WHAT YOU HAVE TO DO.
Below are entries to be transcribed exactly; exclude the pictures from the copy.

GIVEN ENTRIES.
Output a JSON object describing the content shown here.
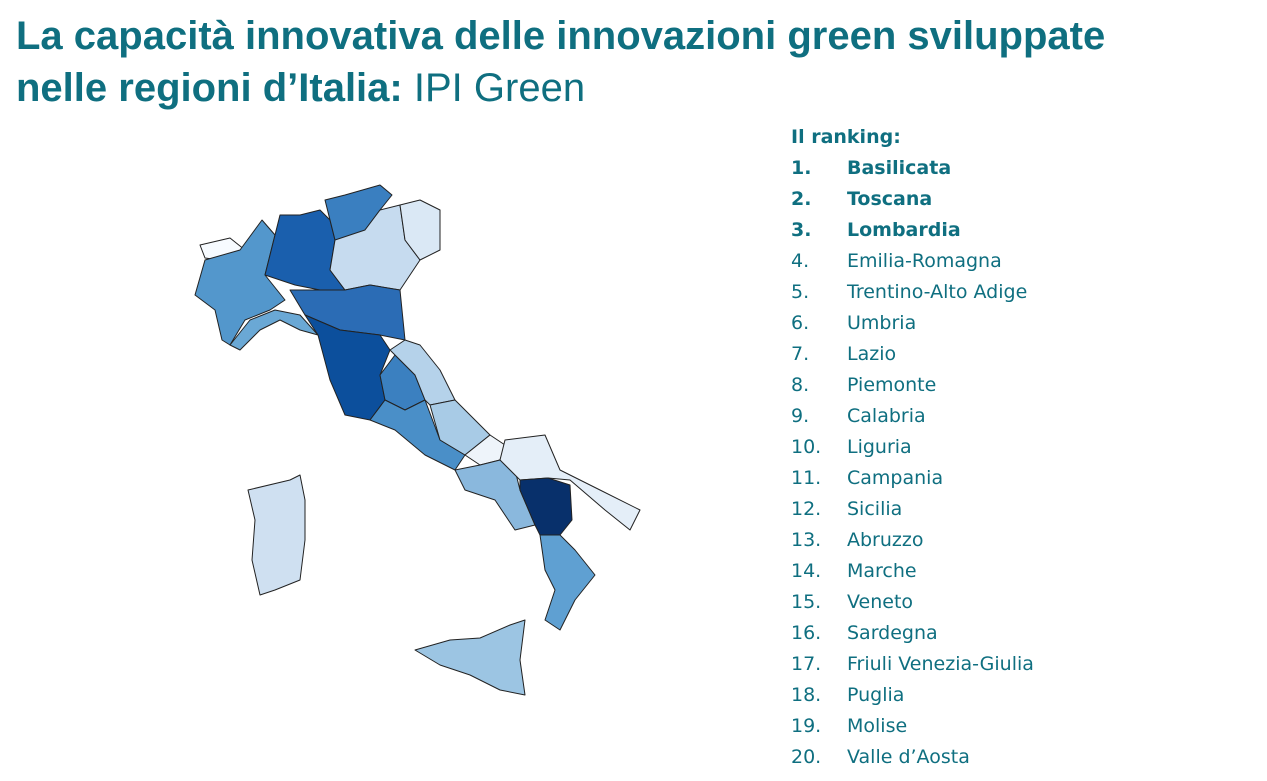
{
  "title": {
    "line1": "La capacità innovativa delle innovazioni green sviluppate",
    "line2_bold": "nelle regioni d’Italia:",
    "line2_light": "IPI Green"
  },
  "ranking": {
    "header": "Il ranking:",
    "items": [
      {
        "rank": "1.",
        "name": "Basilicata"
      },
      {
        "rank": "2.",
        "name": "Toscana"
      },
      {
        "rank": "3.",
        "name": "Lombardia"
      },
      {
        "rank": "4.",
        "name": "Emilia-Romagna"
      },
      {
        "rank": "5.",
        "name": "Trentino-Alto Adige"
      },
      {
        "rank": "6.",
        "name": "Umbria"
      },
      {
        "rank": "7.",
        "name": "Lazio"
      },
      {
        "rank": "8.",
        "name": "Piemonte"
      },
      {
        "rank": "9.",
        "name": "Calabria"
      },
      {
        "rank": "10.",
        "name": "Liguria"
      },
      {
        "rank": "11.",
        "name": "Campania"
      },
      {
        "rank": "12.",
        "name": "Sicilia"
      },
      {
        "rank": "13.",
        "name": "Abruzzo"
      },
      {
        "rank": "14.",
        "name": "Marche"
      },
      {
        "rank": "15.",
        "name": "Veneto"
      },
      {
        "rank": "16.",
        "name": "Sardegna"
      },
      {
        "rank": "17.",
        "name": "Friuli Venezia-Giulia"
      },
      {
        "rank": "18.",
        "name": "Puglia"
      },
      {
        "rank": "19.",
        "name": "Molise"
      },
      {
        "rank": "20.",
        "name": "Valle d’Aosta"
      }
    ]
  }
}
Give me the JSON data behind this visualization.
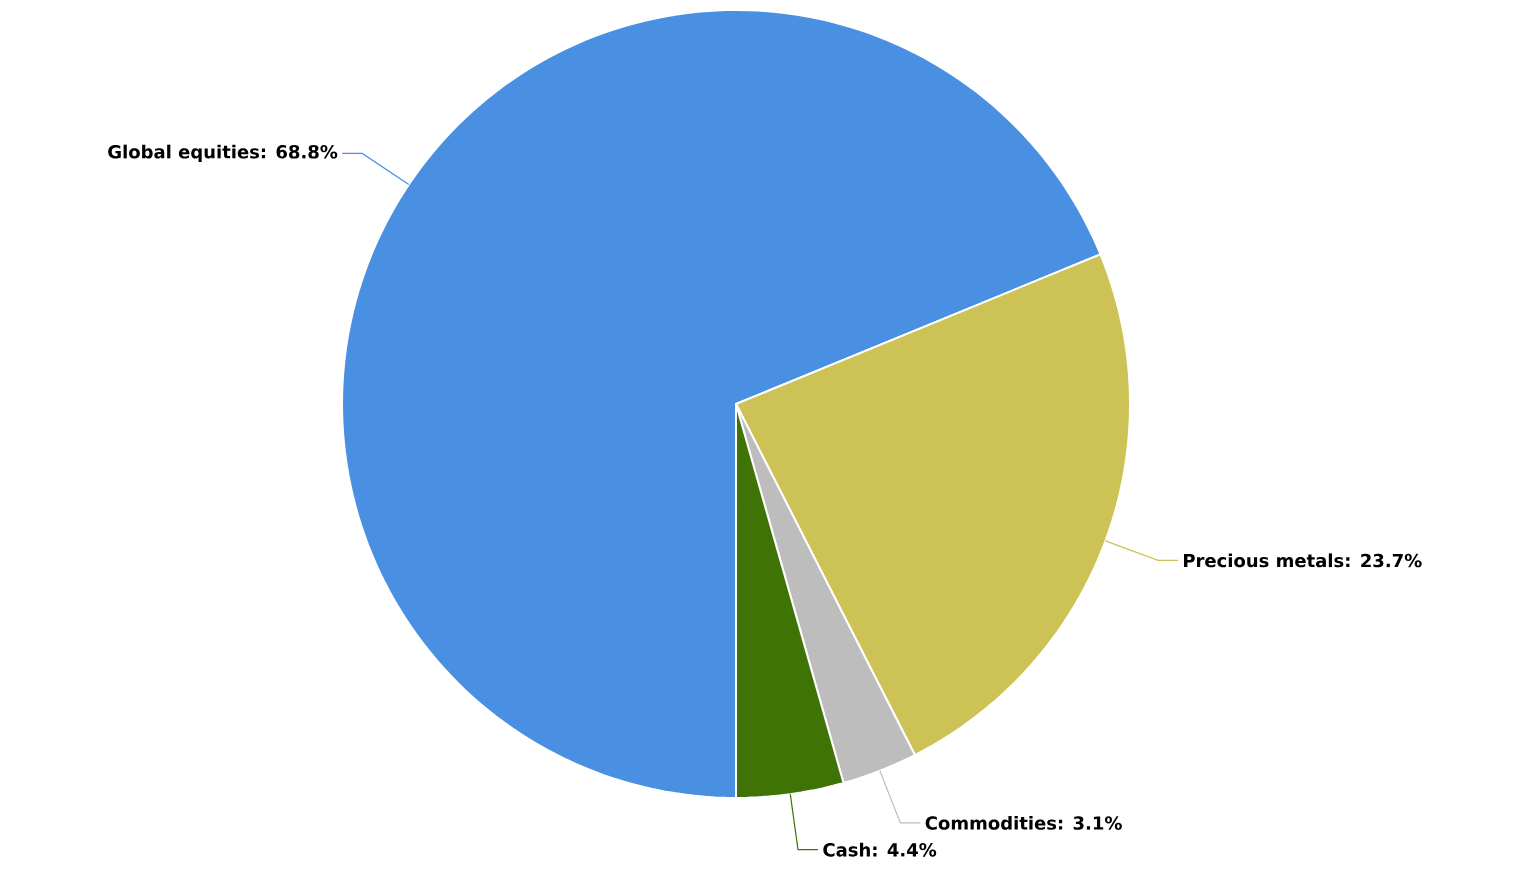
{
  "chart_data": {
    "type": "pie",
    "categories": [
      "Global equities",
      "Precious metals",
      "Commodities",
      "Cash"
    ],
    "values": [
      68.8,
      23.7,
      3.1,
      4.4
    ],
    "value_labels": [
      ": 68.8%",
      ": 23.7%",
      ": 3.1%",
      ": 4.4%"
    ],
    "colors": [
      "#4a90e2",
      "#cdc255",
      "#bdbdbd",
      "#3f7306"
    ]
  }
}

SOLUTION.
Output a JSON object describing the content shown here.
{
  "title": {
    "line1": "La capacità innovativa delle innovazioni green sviluppate",
    "line2_bold": "nelle regioni d’Italia:",
    "line2_light": "IPI Green"
  },
  "ranking": {
    "header": "Il ranking:",
    "items": [
      {
        "rank": "1.",
        "name": "Basilicata"
      },
      {
        "rank": "2.",
        "name": "Toscana"
      },
      {
        "rank": "3.",
        "name": "Lombardia"
      },
      {
        "rank": "4.",
        "name": "Emilia-Romagna"
      },
      {
        "rank": "5.",
        "name": "Trentino-Alto Adige"
      },
      {
        "rank": "6.",
        "name": "Umbria"
      },
      {
        "rank": "7.",
        "name": "Lazio"
      },
      {
        "rank": "8.",
        "name": "Piemonte"
      },
      {
        "rank": "9.",
        "name": "Calabria"
      },
      {
        "rank": "10.",
        "name": "Liguria"
      },
      {
        "rank": "11.",
        "name": "Campania"
      },
      {
        "rank": "12.",
        "name": "Sicilia"
      },
      {
        "rank": "13.",
        "name": "Abruzzo"
      },
      {
        "rank": "14.",
        "name": "Marche"
      },
      {
        "rank": "15.",
        "name": "Veneto"
      },
      {
        "rank": "16.",
        "name": "Sardegna"
      },
      {
        "rank": "17.",
        "name": "Friuli Venezia-Giulia"
      },
      {
        "rank": "18.",
        "name": "Puglia"
      },
      {
        "rank": "19.",
        "name": "Molise"
      },
      {
        "rank": "20.",
        "name": "Valle d’Aosta"
      }
    ]
  }
}
Give me the JSON data behind this visualization.
{
  "chart_data": {
    "type": "pie",
    "categories": [
      "Global equities",
      "Precious metals",
      "Commodities",
      "Cash"
    ],
    "values": [
      68.8,
      23.7,
      3.1,
      4.4
    ],
    "value_labels": [
      ": 68.8%",
      ": 23.7%",
      ": 3.1%",
      ": 4.4%"
    ],
    "colors": [
      "#4a90e2",
      "#cdc255",
      "#bdbdbd",
      "#3f7306"
    ]
  }
}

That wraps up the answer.